* [Required task]
Set down the full listing exactly, character for character.

[Stored data entries]
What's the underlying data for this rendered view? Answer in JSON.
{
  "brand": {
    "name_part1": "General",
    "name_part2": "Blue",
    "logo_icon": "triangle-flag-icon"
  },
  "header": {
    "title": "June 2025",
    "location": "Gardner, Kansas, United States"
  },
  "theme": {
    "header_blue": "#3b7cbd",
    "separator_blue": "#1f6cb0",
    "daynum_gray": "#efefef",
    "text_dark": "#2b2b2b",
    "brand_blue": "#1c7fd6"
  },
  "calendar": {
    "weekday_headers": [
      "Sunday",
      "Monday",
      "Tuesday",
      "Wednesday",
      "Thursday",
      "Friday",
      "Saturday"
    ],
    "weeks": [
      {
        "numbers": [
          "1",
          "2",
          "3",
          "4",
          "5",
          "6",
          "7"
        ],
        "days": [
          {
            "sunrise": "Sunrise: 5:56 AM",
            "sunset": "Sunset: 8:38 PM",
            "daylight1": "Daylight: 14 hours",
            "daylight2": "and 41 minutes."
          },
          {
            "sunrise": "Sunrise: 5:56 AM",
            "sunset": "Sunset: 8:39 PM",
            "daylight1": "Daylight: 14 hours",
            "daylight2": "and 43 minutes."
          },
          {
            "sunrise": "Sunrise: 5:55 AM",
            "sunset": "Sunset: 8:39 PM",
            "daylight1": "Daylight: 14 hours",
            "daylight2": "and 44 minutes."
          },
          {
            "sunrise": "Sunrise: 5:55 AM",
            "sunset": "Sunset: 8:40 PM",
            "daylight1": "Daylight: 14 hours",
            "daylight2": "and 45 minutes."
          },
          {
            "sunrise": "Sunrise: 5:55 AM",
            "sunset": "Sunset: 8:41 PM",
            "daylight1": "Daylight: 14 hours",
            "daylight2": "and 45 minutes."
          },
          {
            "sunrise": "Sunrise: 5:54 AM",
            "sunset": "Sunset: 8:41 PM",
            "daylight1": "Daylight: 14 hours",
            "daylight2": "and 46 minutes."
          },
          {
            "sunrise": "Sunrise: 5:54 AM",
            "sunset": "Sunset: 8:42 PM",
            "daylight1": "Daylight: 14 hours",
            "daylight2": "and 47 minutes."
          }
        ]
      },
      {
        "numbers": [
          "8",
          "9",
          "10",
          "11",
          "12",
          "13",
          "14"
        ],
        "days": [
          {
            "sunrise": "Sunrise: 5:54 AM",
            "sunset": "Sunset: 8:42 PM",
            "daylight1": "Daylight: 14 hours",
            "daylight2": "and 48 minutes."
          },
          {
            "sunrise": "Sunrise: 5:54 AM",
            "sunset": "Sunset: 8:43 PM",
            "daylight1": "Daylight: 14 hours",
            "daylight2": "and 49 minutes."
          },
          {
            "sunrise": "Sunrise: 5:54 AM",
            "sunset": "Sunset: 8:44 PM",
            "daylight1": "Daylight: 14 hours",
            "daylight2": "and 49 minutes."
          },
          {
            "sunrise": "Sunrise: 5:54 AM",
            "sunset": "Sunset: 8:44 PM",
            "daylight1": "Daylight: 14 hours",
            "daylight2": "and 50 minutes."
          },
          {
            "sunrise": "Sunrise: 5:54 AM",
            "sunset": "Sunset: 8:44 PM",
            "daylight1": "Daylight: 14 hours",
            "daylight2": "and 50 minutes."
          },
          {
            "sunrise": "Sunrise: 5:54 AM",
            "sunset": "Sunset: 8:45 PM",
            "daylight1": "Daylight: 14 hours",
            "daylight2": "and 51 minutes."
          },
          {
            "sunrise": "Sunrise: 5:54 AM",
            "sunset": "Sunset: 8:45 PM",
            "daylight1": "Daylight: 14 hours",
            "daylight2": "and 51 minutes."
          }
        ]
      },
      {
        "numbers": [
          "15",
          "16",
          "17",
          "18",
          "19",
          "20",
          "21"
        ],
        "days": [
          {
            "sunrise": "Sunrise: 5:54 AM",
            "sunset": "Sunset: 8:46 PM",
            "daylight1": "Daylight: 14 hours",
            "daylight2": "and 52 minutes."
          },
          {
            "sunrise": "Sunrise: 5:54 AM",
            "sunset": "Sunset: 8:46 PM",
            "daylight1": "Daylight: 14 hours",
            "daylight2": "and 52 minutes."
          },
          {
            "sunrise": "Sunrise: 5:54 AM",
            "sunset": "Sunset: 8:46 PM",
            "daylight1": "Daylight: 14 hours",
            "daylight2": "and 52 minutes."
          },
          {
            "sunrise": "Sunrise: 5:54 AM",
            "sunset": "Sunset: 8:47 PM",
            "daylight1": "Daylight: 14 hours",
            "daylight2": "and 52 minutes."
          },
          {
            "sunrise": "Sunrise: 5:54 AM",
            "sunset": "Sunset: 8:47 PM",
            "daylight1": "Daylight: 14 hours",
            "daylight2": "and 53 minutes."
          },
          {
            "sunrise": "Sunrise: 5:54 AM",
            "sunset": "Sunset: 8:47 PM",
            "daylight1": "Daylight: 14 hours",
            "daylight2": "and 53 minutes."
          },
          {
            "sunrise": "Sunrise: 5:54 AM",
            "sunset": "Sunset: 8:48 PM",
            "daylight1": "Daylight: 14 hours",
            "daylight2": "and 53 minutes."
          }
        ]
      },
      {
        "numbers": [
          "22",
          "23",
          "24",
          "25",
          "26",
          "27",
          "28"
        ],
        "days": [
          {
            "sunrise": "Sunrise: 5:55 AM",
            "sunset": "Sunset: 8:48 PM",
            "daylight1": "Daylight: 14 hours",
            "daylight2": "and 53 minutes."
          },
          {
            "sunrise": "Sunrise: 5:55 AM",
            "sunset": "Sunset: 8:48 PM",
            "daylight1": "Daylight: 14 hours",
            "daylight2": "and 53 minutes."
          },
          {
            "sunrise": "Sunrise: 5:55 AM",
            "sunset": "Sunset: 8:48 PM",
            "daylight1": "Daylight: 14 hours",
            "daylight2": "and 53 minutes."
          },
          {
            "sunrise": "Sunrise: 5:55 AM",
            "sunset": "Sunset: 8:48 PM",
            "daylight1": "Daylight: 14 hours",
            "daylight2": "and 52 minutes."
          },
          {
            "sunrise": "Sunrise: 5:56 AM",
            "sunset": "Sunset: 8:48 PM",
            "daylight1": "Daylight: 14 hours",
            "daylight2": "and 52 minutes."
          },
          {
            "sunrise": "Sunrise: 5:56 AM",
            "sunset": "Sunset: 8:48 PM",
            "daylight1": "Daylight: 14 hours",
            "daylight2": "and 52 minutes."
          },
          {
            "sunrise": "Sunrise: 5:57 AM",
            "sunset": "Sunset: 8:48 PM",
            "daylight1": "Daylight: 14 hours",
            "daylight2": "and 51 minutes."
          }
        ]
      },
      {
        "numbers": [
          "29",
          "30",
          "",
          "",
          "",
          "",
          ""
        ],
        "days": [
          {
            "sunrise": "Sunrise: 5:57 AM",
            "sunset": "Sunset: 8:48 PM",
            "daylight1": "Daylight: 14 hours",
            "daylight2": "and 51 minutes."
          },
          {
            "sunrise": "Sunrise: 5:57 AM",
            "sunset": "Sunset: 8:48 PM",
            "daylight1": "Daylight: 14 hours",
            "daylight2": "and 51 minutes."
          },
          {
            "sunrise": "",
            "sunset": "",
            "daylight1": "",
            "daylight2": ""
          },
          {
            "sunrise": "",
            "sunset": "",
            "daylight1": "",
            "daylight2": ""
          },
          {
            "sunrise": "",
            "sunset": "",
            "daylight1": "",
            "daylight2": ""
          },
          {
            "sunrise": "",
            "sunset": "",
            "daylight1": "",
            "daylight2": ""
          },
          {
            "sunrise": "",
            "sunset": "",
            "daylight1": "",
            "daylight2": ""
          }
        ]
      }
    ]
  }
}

* [The completed task]
What's the underlying data for this rendered view? Answer in JSON.
{
  "brand": {
    "name_part1": "General",
    "name_part2": "Blue",
    "logo_icon": "triangle-flag-icon"
  },
  "header": {
    "title": "June 2025",
    "location": "Gardner, Kansas, United States"
  },
  "theme": {
    "header_blue": "#3b7cbd",
    "separator_blue": "#1f6cb0",
    "daynum_gray": "#efefef",
    "text_dark": "#2b2b2b",
    "brand_blue": "#1c7fd6"
  },
  "calendar": {
    "weekday_headers": [
      "Sunday",
      "Monday",
      "Tuesday",
      "Wednesday",
      "Thursday",
      "Friday",
      "Saturday"
    ],
    "weeks": [
      {
        "numbers": [
          "1",
          "2",
          "3",
          "4",
          "5",
          "6",
          "7"
        ],
        "days": [
          {
            "sunrise": "Sunrise: 5:56 AM",
            "sunset": "Sunset: 8:38 PM",
            "daylight1": "Daylight: 14 hours",
            "daylight2": "and 41 minutes."
          },
          {
            "sunrise": "Sunrise: 5:56 AM",
            "sunset": "Sunset: 8:39 PM",
            "daylight1": "Daylight: 14 hours",
            "daylight2": "and 43 minutes."
          },
          {
            "sunrise": "Sunrise: 5:55 AM",
            "sunset": "Sunset: 8:39 PM",
            "daylight1": "Daylight: 14 hours",
            "daylight2": "and 44 minutes."
          },
          {
            "sunrise": "Sunrise: 5:55 AM",
            "sunset": "Sunset: 8:40 PM",
            "daylight1": "Daylight: 14 hours",
            "daylight2": "and 45 minutes."
          },
          {
            "sunrise": "Sunrise: 5:55 AM",
            "sunset": "Sunset: 8:41 PM",
            "daylight1": "Daylight: 14 hours",
            "daylight2": "and 45 minutes."
          },
          {
            "sunrise": "Sunrise: 5:54 AM",
            "sunset": "Sunset: 8:41 PM",
            "daylight1": "Daylight: 14 hours",
            "daylight2": "and 46 minutes."
          },
          {
            "sunrise": "Sunrise: 5:54 AM",
            "sunset": "Sunset: 8:42 PM",
            "daylight1": "Daylight: 14 hours",
            "daylight2": "and 47 minutes."
          }
        ]
      },
      {
        "numbers": [
          "8",
          "9",
          "10",
          "11",
          "12",
          "13",
          "14"
        ],
        "days": [
          {
            "sunrise": "Sunrise: 5:54 AM",
            "sunset": "Sunset: 8:42 PM",
            "daylight1": "Daylight: 14 hours",
            "daylight2": "and 48 minutes."
          },
          {
            "sunrise": "Sunrise: 5:54 AM",
            "sunset": "Sunset: 8:43 PM",
            "daylight1": "Daylight: 14 hours",
            "daylight2": "and 49 minutes."
          },
          {
            "sunrise": "Sunrise: 5:54 AM",
            "sunset": "Sunset: 8:44 PM",
            "daylight1": "Daylight: 14 hours",
            "daylight2": "and 49 minutes."
          },
          {
            "sunrise": "Sunrise: 5:54 AM",
            "sunset": "Sunset: 8:44 PM",
            "daylight1": "Daylight: 14 hours",
            "daylight2": "and 50 minutes."
          },
          {
            "sunrise": "Sunrise: 5:54 AM",
            "sunset": "Sunset: 8:44 PM",
            "daylight1": "Daylight: 14 hours",
            "daylight2": "and 50 minutes."
          },
          {
            "sunrise": "Sunrise: 5:54 AM",
            "sunset": "Sunset: 8:45 PM",
            "daylight1": "Daylight: 14 hours",
            "daylight2": "and 51 minutes."
          },
          {
            "sunrise": "Sunrise: 5:54 AM",
            "sunset": "Sunset: 8:45 PM",
            "daylight1": "Daylight: 14 hours",
            "daylight2": "and 51 minutes."
          }
        ]
      },
      {
        "numbers": [
          "15",
          "16",
          "17",
          "18",
          "19",
          "20",
          "21"
        ],
        "days": [
          {
            "sunrise": "Sunrise: 5:54 AM",
            "sunset": "Sunset: 8:46 PM",
            "daylight1": "Daylight: 14 hours",
            "daylight2": "and 52 minutes."
          },
          {
            "sunrise": "Sunrise: 5:54 AM",
            "sunset": "Sunset: 8:46 PM",
            "daylight1": "Daylight: 14 hours",
            "daylight2": "and 52 minutes."
          },
          {
            "sunrise": "Sunrise: 5:54 AM",
            "sunset": "Sunset: 8:46 PM",
            "daylight1": "Daylight: 14 hours",
            "daylight2": "and 52 minutes."
          },
          {
            "sunrise": "Sunrise: 5:54 AM",
            "sunset": "Sunset: 8:47 PM",
            "daylight1": "Daylight: 14 hours",
            "daylight2": "and 52 minutes."
          },
          {
            "sunrise": "Sunrise: 5:54 AM",
            "sunset": "Sunset: 8:47 PM",
            "daylight1": "Daylight: 14 hours",
            "daylight2": "and 53 minutes."
          },
          {
            "sunrise": "Sunrise: 5:54 AM",
            "sunset": "Sunset: 8:47 PM",
            "daylight1": "Daylight: 14 hours",
            "daylight2": "and 53 minutes."
          },
          {
            "sunrise": "Sunrise: 5:54 AM",
            "sunset": "Sunset: 8:48 PM",
            "daylight1": "Daylight: 14 hours",
            "daylight2": "and 53 minutes."
          }
        ]
      },
      {
        "numbers": [
          "22",
          "23",
          "24",
          "25",
          "26",
          "27",
          "28"
        ],
        "days": [
          {
            "sunrise": "Sunrise: 5:55 AM",
            "sunset": "Sunset: 8:48 PM",
            "daylight1": "Daylight: 14 hours",
            "daylight2": "and 53 minutes."
          },
          {
            "sunrise": "Sunrise: 5:55 AM",
            "sunset": "Sunset: 8:48 PM",
            "daylight1": "Daylight: 14 hours",
            "daylight2": "and 53 minutes."
          },
          {
            "sunrise": "Sunrise: 5:55 AM",
            "sunset": "Sunset: 8:48 PM",
            "daylight1": "Daylight: 14 hours",
            "daylight2": "and 53 minutes."
          },
          {
            "sunrise": "Sunrise: 5:55 AM",
            "sunset": "Sunset: 8:48 PM",
            "daylight1": "Daylight: 14 hours",
            "daylight2": "and 52 minutes."
          },
          {
            "sunrise": "Sunrise: 5:56 AM",
            "sunset": "Sunset: 8:48 PM",
            "daylight1": "Daylight: 14 hours",
            "daylight2": "and 52 minutes."
          },
          {
            "sunrise": "Sunrise: 5:56 AM",
            "sunset": "Sunset: 8:48 PM",
            "daylight1": "Daylight: 14 hours",
            "daylight2": "and 52 minutes."
          },
          {
            "sunrise": "Sunrise: 5:57 AM",
            "sunset": "Sunset: 8:48 PM",
            "daylight1": "Daylight: 14 hours",
            "daylight2": "and 51 minutes."
          }
        ]
      },
      {
        "numbers": [
          "29",
          "30",
          "",
          "",
          "",
          "",
          ""
        ],
        "days": [
          {
            "sunrise": "Sunrise: 5:57 AM",
            "sunset": "Sunset: 8:48 PM",
            "daylight1": "Daylight: 14 hours",
            "daylight2": "and 51 minutes."
          },
          {
            "sunrise": "Sunrise: 5:57 AM",
            "sunset": "Sunset: 8:48 PM",
            "daylight1": "Daylight: 14 hours",
            "daylight2": "and 51 minutes."
          },
          {
            "sunrise": "",
            "sunset": "",
            "daylight1": "",
            "daylight2": ""
          },
          {
            "sunrise": "",
            "sunset": "",
            "daylight1": "",
            "daylight2": ""
          },
          {
            "sunrise": "",
            "sunset": "",
            "daylight1": "",
            "daylight2": ""
          },
          {
            "sunrise": "",
            "sunset": "",
            "daylight1": "",
            "daylight2": ""
          },
          {
            "sunrise": "",
            "sunset": "",
            "daylight1": "",
            "daylight2": ""
          }
        ]
      }
    ]
  }
}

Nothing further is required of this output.